Read the listing and extract each line that includes the word "nervøs".

— begin Source records —

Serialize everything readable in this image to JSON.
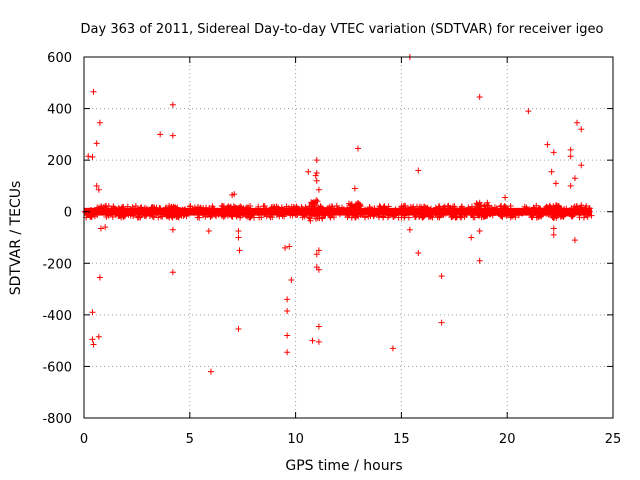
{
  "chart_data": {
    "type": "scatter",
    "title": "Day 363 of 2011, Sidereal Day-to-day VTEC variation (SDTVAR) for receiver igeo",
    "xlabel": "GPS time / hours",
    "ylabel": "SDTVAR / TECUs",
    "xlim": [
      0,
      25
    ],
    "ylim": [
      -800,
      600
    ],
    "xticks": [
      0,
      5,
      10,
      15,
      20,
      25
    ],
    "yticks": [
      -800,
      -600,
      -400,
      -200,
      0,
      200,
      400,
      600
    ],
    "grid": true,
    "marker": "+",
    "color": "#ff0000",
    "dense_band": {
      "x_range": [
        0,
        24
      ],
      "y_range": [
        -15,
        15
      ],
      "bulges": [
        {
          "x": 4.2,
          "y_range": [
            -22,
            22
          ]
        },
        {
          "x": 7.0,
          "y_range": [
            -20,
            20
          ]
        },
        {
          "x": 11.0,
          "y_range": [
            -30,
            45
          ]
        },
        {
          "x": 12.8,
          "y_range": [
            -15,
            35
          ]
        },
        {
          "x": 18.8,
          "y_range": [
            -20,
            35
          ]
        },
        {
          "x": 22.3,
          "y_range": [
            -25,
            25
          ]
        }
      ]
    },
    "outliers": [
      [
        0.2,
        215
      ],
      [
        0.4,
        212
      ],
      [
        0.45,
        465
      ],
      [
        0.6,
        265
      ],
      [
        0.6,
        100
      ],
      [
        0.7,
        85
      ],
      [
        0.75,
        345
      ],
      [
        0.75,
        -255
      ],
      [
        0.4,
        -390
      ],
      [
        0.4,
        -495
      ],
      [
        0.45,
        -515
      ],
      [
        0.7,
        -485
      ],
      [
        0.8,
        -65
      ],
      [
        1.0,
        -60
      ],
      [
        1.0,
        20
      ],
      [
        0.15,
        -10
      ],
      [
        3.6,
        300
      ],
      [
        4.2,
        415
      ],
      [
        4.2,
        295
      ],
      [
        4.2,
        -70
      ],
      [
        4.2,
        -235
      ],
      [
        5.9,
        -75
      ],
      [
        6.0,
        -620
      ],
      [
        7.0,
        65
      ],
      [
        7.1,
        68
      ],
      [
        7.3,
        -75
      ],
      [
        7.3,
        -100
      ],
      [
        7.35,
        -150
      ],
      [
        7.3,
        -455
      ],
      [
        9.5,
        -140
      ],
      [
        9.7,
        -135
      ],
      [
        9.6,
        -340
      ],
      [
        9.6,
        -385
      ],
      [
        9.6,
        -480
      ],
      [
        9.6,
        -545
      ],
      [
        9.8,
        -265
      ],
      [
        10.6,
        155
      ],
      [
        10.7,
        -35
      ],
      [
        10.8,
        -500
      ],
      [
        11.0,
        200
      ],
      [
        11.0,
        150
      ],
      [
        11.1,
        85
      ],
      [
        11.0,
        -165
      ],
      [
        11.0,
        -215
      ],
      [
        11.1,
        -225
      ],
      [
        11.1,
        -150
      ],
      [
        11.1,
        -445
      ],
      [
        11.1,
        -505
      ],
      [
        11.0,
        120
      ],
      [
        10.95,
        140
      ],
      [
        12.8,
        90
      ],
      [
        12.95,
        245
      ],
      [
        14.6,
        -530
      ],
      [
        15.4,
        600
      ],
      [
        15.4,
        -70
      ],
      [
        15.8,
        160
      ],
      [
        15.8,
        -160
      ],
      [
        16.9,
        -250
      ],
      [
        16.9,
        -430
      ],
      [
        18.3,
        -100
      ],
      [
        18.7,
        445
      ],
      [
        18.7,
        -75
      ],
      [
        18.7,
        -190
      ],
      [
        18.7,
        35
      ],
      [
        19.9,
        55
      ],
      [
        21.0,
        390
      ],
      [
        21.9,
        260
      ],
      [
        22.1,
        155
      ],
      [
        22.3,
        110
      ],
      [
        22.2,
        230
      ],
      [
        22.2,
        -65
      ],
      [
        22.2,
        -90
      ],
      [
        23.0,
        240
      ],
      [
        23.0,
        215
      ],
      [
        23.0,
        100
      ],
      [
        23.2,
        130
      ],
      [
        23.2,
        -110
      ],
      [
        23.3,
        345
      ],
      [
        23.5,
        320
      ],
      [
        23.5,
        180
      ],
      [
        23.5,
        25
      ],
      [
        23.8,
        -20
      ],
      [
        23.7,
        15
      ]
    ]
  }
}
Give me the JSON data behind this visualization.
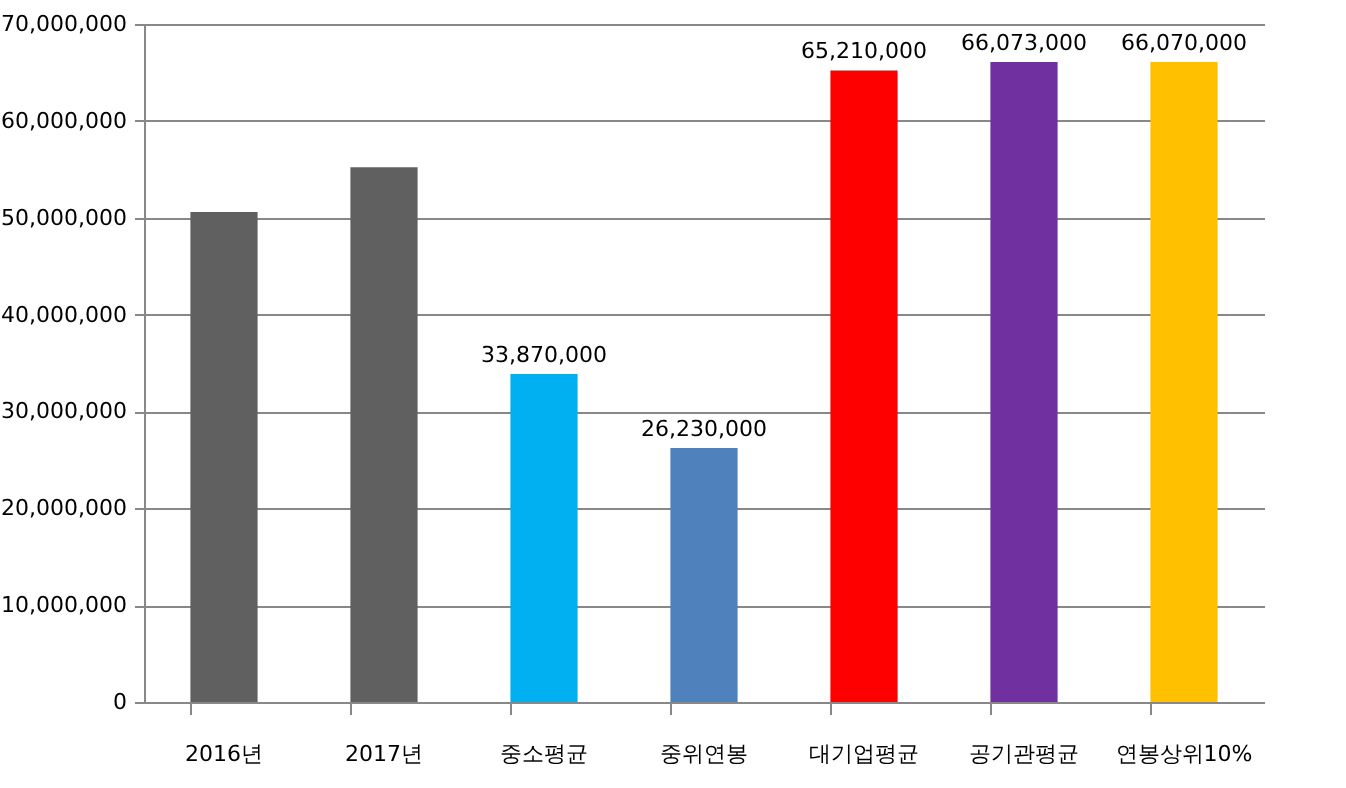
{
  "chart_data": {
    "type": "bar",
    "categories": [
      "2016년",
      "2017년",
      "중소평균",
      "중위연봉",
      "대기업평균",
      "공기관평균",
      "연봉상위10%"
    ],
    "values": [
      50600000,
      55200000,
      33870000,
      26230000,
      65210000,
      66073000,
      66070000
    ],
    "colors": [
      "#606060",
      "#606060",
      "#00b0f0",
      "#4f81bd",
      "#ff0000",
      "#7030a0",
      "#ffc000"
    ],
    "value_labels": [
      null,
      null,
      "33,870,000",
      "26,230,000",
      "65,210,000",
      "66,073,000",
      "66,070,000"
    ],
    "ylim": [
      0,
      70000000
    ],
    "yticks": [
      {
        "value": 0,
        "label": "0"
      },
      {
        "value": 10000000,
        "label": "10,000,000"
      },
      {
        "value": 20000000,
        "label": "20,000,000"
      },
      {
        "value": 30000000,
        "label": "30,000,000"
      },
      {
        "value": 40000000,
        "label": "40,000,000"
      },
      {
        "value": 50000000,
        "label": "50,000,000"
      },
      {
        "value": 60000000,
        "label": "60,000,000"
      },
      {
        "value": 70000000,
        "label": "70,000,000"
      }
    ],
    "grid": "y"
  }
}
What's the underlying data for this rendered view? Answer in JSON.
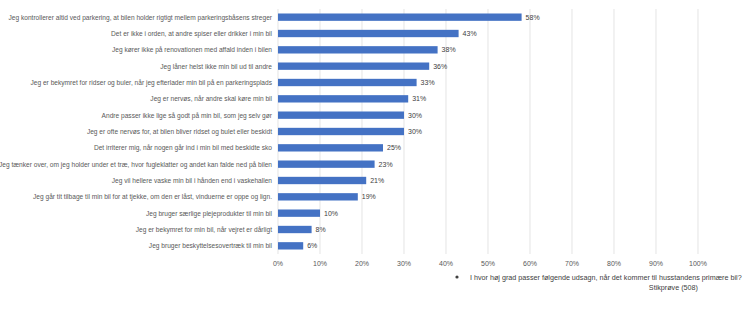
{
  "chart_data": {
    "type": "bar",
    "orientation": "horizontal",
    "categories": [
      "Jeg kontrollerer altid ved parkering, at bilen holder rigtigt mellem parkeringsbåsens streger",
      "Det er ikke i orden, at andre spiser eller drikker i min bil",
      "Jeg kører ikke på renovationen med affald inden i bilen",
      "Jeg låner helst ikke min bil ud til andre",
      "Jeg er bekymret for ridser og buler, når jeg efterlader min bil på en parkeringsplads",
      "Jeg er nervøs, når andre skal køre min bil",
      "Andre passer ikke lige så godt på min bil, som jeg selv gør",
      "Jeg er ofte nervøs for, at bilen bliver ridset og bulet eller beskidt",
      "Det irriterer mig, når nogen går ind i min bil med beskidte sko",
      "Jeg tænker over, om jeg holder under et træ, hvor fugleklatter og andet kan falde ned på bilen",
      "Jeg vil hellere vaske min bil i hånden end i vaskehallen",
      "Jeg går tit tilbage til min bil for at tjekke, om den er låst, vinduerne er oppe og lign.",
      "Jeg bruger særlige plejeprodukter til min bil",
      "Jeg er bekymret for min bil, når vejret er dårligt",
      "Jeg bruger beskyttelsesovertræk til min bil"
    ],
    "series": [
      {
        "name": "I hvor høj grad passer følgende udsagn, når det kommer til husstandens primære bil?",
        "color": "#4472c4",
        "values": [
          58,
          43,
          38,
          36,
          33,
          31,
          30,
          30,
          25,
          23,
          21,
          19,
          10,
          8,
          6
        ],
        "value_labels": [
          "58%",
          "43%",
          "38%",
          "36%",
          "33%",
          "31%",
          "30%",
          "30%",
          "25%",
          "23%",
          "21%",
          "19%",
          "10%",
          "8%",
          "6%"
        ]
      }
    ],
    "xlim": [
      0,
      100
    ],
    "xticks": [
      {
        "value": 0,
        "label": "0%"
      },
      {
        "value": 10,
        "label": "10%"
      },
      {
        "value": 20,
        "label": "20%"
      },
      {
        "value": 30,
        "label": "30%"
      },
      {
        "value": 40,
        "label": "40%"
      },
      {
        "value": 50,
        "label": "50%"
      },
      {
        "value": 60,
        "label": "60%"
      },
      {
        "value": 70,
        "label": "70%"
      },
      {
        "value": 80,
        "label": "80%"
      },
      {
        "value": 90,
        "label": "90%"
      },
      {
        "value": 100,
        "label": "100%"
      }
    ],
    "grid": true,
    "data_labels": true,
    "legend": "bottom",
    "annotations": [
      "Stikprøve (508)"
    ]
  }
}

— end Source records —

Problem solution
      "Jeg er nervøs, når andre skal køre min bil",
      "Jeg er ofte nervøs for, at bilen bliver ridset og bulet eller beskidt",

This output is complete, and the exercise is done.